**PROVIDED DATA**
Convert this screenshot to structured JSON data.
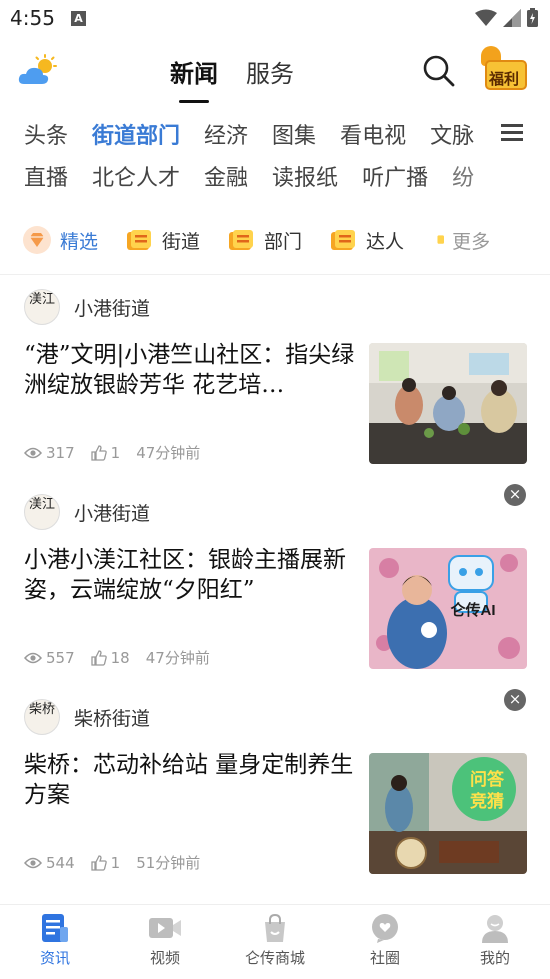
{
  "status": {
    "time": "4:55",
    "a_icon": "A"
  },
  "header": {
    "tabs": [
      {
        "label": "新闻",
        "active": true
      },
      {
        "label": "服务",
        "active": false
      }
    ],
    "fuli_label": "福利"
  },
  "channels": {
    "row1": [
      "头条",
      "街道部门",
      "经济",
      "图集",
      "看电视",
      "文脉"
    ],
    "row2": [
      "直播",
      "北仑人才",
      "金融",
      "读报纸",
      "听广播",
      "纷"
    ],
    "active": "街道部门"
  },
  "subtabs": [
    "精选",
    "街道",
    "部门",
    "达人",
    "更多"
  ],
  "articles": [
    {
      "source": "小港街道",
      "avatar_text": "渼江",
      "title": "“港”文明|小港竺山社区：指尖绿洲绽放银龄芳华 花艺培…",
      "views": "317",
      "likes": "1",
      "time": "47分钟前",
      "closable": false
    },
    {
      "source": "小港街道",
      "avatar_text": "渼江",
      "title": "小港小渼江社区：银龄主播展新姿，云端绽放“夕阳红”",
      "views": "557",
      "likes": "18",
      "time": "47分钟前",
      "closable": true,
      "thumb_text": "仑传AI"
    },
    {
      "source": "柴桥街道",
      "avatar_text": "柴桥",
      "title": "柴桥：芯动补给站 量身定制养生方案",
      "views": "544",
      "likes": "1",
      "time": "51分钟前",
      "closable": true,
      "thumb_text_1": "问答",
      "thumb_text_2": "竞猜"
    }
  ],
  "bottom_nav": [
    {
      "label": "资讯",
      "icon": "news-icon",
      "active": true
    },
    {
      "label": "视频",
      "icon": "video-icon",
      "active": false
    },
    {
      "label": "仑传商城",
      "icon": "shop-bag-icon",
      "active": false
    },
    {
      "label": "社圈",
      "icon": "community-icon",
      "active": false
    },
    {
      "label": "我的",
      "icon": "profile-icon",
      "active": false
    }
  ],
  "colors": {
    "accent": "#3a7bd5",
    "active_bottom": "#2f74e0"
  }
}
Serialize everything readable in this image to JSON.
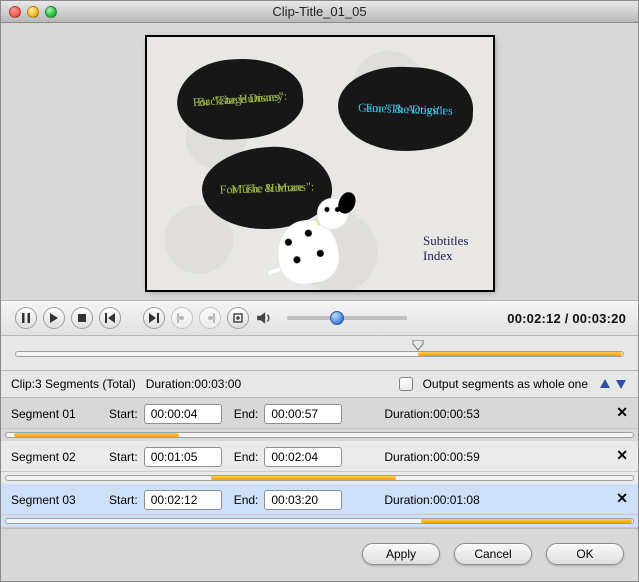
{
  "window": {
    "title": "Clip-Title_01_05"
  },
  "preview": {
    "blobA": {
      "line1": "For \"The Humans\":",
      "line2": "Backstage Disney"
    },
    "blobB": {
      "line1": "For \"The Dogs\":",
      "line2": "Games & Activities"
    },
    "blobC": {
      "line1": "For \"The Humans\":",
      "line2": "Music & More"
    },
    "subtitles": "Subtitles",
    "index": "Index"
  },
  "playback": {
    "current": "00:02:12",
    "total": "00:03:20",
    "volume_percent": 36,
    "master_fill_left_percent": 66,
    "master_fill_right_percent": 1
  },
  "volume": {
    "knob_left_percent": 36
  },
  "info": {
    "clip_label": "Clip:3 Segments (Total)",
    "duration_label": "Duration:00:03:00",
    "checkbox_label": "Output segments as whole one"
  },
  "segments": [
    {
      "name": "Segment 01",
      "start_label": "Start:",
      "start": "00:00:04",
      "end_label": "End:",
      "end": "00:00:57",
      "duration_label": "Duration:00:00:53",
      "fill_left_percent": 2,
      "fill_width_percent": 26
    },
    {
      "name": "Segment 02",
      "start_label": "Start:",
      "start": "00:01:05",
      "end_label": "End:",
      "end": "00:02:04",
      "duration_label": "Duration:00:00:59",
      "fill_left_percent": 33,
      "fill_width_percent": 29
    },
    {
      "name": "Segment 03",
      "start_label": "Start:",
      "start": "00:02:12",
      "end_label": "End:",
      "end": "00:03:20",
      "duration_label": "Duration:00:01:08",
      "fill_left_percent": 66,
      "fill_width_percent": 33
    }
  ],
  "buttons": {
    "apply": "Apply",
    "cancel": "Cancel",
    "ok": "OK"
  }
}
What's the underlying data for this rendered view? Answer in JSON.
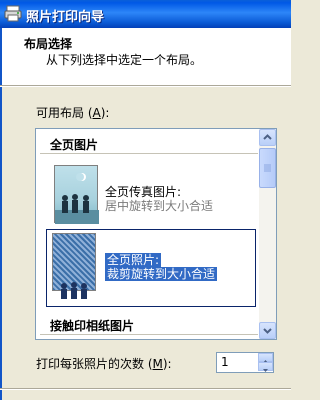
{
  "window": {
    "title": "照片打印向导"
  },
  "header": {
    "title": "布局选择",
    "subtitle": "从下列选择中选定一个布局。"
  },
  "layouts": {
    "label_prefix": "可用布局 (",
    "label_key": "A",
    "label_suffix": "):",
    "groups": [
      {
        "title": "全页图片"
      },
      {
        "title": "接触印相纸图片"
      }
    ],
    "items": [
      {
        "name": "全页传真图片:",
        "desc": "居中旋转到大小合适",
        "selected": false
      },
      {
        "name": "全页照片:",
        "desc": "裁剪旋转到大小合适",
        "selected": true
      }
    ]
  },
  "copies": {
    "label_prefix": "打印每张照片的次数 (",
    "label_key": "M",
    "label_suffix": "):",
    "value": "1"
  },
  "colors": {
    "selection": "#316ac5",
    "titlebar": "#0058e6"
  }
}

**WRITTEN INSTRUCTION**
Reproduce the data verbatim. Do not carry any picture into the copy.

**SOLUTION TO THIS PROBLEM**
Convert this screenshot to structured JSON data.
{
  "status": {
    "time": "4:55",
    "a_icon": "A"
  },
  "header": {
    "tabs": [
      {
        "label": "新闻",
        "active": true
      },
      {
        "label": "服务",
        "active": false
      }
    ],
    "fuli_label": "福利"
  },
  "channels": {
    "row1": [
      "头条",
      "街道部门",
      "经济",
      "图集",
      "看电视",
      "文脉"
    ],
    "row2": [
      "直播",
      "北仑人才",
      "金融",
      "读报纸",
      "听广播",
      "纷"
    ],
    "active": "街道部门"
  },
  "subtabs": [
    "精选",
    "街道",
    "部门",
    "达人",
    "更多"
  ],
  "articles": [
    {
      "source": "小港街道",
      "avatar_text": "渼江",
      "title": "“港”文明|小港竺山社区：指尖绿洲绽放银龄芳华 花艺培…",
      "views": "317",
      "likes": "1",
      "time": "47分钟前",
      "closable": false
    },
    {
      "source": "小港街道",
      "avatar_text": "渼江",
      "title": "小港小渼江社区：银龄主播展新姿，云端绽放“夕阳红”",
      "views": "557",
      "likes": "18",
      "time": "47分钟前",
      "closable": true,
      "thumb_text": "仑传AI"
    },
    {
      "source": "柴桥街道",
      "avatar_text": "柴桥",
      "title": "柴桥：芯动补给站 量身定制养生方案",
      "views": "544",
      "likes": "1",
      "time": "51分钟前",
      "closable": true,
      "thumb_text_1": "问答",
      "thumb_text_2": "竞猜"
    }
  ],
  "bottom_nav": [
    {
      "label": "资讯",
      "icon": "news-icon",
      "active": true
    },
    {
      "label": "视频",
      "icon": "video-icon",
      "active": false
    },
    {
      "label": "仑传商城",
      "icon": "shop-bag-icon",
      "active": false
    },
    {
      "label": "社圈",
      "icon": "community-icon",
      "active": false
    },
    {
      "label": "我的",
      "icon": "profile-icon",
      "active": false
    }
  ],
  "colors": {
    "accent": "#3a7bd5",
    "active_bottom": "#2f74e0"
  }
}
Serialize everything readable in this image to JSON.
{
  "window": {
    "title": "Clip-Title_01_05"
  },
  "preview": {
    "blobA": {
      "line1": "For \"The Humans\":",
      "line2": "Backstage Disney"
    },
    "blobB": {
      "line1": "For \"The Dogs\":",
      "line2": "Games & Activities"
    },
    "blobC": {
      "line1": "For \"The Humans\":",
      "line2": "Music & More"
    },
    "subtitles": "Subtitles",
    "index": "Index"
  },
  "playback": {
    "current": "00:02:12",
    "total": "00:03:20",
    "volume_percent": 36,
    "master_fill_left_percent": 66,
    "master_fill_right_percent": 1
  },
  "volume": {
    "knob_left_percent": 36
  },
  "info": {
    "clip_label": "Clip:3 Segments (Total)",
    "duration_label": "Duration:00:03:00",
    "checkbox_label": "Output segments as whole one"
  },
  "segments": [
    {
      "name": "Segment 01",
      "start_label": "Start:",
      "start": "00:00:04",
      "end_label": "End:",
      "end": "00:00:57",
      "duration_label": "Duration:00:00:53",
      "fill_left_percent": 2,
      "fill_width_percent": 26
    },
    {
      "name": "Segment 02",
      "start_label": "Start:",
      "start": "00:01:05",
      "end_label": "End:",
      "end": "00:02:04",
      "duration_label": "Duration:00:00:59",
      "fill_left_percent": 33,
      "fill_width_percent": 29
    },
    {
      "name": "Segment 03",
      "start_label": "Start:",
      "start": "00:02:12",
      "end_label": "End:",
      "end": "00:03:20",
      "duration_label": "Duration:00:01:08",
      "fill_left_percent": 66,
      "fill_width_percent": 33
    }
  ],
  "buttons": {
    "apply": "Apply",
    "cancel": "Cancel",
    "ok": "OK"
  }
}
What's the underlying data for this rendered view? Answer in JSON.
{
  "window": {
    "title": "照片打印向导"
  },
  "header": {
    "title": "布局选择",
    "subtitle": "从下列选择中选定一个布局。"
  },
  "layouts": {
    "label_prefix": "可用布局 (",
    "label_key": "A",
    "label_suffix": "):",
    "groups": [
      {
        "title": "全页图片"
      },
      {
        "title": "接触印相纸图片"
      }
    ],
    "items": [
      {
        "name": "全页传真图片:",
        "desc": "居中旋转到大小合适",
        "selected": false
      },
      {
        "name": "全页照片:",
        "desc": "裁剪旋转到大小合适",
        "selected": true
      }
    ]
  },
  "copies": {
    "label_prefix": "打印每张照片的次数 (",
    "label_key": "M",
    "label_suffix": "):",
    "value": "1"
  },
  "colors": {
    "selection": "#316ac5",
    "titlebar": "#0058e6"
  }
}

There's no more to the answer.